* RECORD SET *
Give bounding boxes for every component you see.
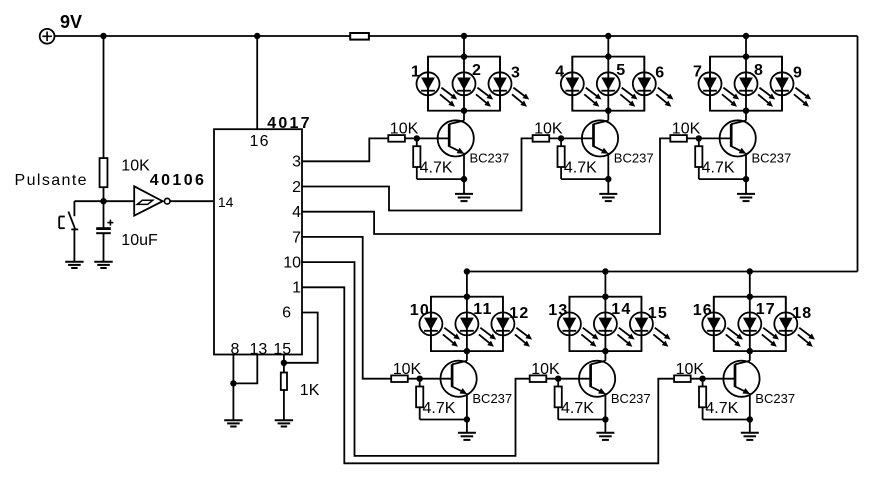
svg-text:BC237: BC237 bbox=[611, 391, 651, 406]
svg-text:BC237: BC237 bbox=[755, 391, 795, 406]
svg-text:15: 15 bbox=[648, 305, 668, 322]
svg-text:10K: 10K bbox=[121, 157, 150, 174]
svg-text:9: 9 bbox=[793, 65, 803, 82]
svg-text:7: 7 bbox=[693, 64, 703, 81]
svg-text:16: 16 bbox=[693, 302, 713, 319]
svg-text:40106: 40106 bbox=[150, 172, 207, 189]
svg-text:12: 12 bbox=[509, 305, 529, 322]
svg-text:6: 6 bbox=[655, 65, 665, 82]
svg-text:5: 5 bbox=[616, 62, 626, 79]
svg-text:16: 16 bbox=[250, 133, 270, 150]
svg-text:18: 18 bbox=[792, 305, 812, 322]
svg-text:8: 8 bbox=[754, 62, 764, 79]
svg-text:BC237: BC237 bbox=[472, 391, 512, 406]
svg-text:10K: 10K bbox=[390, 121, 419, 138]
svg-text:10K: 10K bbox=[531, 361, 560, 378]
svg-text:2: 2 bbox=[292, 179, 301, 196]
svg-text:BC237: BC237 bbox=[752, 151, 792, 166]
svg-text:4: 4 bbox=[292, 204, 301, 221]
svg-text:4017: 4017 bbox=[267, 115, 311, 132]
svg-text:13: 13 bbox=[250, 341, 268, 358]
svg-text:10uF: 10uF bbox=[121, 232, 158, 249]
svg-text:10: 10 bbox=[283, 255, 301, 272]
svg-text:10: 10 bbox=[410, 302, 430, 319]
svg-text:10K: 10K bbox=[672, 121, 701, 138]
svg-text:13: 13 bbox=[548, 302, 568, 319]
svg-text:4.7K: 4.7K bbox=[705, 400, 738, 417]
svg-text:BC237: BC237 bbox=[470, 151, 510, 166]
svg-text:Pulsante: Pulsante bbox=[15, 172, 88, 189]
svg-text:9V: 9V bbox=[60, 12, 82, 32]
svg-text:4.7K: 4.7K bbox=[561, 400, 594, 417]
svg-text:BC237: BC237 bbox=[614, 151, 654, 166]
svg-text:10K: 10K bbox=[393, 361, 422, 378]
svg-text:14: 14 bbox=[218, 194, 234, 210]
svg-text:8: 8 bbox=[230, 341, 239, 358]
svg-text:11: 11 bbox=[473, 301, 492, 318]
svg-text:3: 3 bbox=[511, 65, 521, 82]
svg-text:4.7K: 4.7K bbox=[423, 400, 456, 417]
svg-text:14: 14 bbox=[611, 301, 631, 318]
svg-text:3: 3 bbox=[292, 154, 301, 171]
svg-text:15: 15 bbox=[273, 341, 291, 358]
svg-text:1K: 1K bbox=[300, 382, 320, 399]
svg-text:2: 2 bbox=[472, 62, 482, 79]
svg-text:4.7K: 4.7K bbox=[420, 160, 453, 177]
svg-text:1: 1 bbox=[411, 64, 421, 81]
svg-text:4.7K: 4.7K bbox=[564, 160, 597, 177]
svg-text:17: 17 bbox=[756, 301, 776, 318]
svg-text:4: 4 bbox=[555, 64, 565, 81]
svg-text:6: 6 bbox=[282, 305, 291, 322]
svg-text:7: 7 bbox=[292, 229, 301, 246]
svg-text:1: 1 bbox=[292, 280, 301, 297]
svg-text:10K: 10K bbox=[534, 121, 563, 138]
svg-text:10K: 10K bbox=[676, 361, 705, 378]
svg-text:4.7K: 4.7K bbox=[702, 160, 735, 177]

---

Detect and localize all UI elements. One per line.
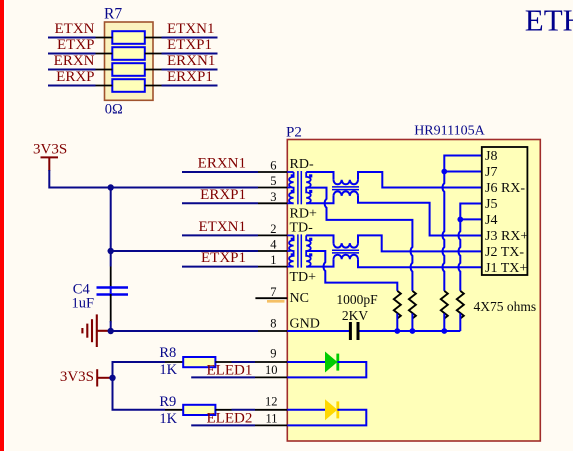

* WHAT NEEDS TO BE DONE *
Pull out each line of the items above that contains the word "boxes". Match case exactly.

* RESULT OF THE TASK *
Give bounding boxes for every component you see.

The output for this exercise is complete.